Dataset records:
· · · ·

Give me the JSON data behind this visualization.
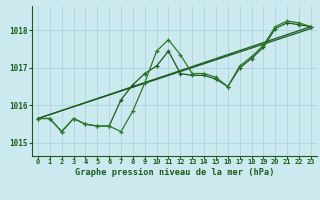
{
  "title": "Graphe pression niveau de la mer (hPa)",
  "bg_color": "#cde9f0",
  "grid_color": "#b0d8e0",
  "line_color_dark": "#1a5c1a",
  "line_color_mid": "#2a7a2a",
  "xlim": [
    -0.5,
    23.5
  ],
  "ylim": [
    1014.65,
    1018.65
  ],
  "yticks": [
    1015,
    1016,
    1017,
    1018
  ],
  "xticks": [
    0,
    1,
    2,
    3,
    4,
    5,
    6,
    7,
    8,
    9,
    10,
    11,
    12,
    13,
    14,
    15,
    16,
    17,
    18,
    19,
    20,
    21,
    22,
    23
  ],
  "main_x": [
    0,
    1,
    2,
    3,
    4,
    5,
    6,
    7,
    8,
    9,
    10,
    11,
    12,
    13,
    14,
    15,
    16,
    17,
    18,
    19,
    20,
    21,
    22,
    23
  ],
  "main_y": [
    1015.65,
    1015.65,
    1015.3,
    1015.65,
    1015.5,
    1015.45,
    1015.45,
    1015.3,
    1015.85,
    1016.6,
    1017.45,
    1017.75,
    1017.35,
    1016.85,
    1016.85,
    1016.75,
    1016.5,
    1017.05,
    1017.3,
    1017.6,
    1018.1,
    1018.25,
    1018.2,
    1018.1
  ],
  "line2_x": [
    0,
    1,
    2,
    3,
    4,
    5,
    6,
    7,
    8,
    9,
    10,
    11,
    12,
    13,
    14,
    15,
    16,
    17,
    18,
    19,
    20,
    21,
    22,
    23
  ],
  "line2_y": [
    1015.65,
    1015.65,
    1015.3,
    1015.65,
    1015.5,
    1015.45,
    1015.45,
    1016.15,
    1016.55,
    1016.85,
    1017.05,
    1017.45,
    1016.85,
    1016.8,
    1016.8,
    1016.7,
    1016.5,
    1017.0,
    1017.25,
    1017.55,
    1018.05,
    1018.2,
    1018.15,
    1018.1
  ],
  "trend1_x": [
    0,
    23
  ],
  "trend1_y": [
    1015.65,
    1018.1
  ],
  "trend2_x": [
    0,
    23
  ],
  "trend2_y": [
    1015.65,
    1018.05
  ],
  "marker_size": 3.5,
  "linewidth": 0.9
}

· · · ·

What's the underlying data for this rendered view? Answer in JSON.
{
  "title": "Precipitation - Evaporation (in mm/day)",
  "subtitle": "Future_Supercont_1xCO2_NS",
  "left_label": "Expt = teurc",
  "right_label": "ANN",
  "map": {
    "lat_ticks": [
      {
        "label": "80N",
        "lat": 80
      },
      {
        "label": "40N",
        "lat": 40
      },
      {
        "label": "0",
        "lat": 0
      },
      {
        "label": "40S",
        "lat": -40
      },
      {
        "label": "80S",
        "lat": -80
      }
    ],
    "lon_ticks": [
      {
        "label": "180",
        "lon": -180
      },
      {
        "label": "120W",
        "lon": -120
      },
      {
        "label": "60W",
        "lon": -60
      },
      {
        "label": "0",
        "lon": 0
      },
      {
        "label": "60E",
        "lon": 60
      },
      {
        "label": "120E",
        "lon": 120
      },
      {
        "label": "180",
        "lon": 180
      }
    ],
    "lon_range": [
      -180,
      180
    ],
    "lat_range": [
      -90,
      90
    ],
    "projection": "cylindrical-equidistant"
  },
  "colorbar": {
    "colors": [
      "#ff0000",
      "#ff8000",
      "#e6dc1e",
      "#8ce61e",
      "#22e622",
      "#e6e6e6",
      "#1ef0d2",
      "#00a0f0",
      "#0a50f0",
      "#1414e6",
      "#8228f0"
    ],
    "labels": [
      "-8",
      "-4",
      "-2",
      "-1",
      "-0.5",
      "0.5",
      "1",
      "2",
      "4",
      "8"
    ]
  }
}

· · · ·

**Stated task**
Using the data above, copy each line that contains "JSON".

**Written solution**
Give me the JSON data behind this visualization.
What's the underlying data for this rendered view? Answer in JSON.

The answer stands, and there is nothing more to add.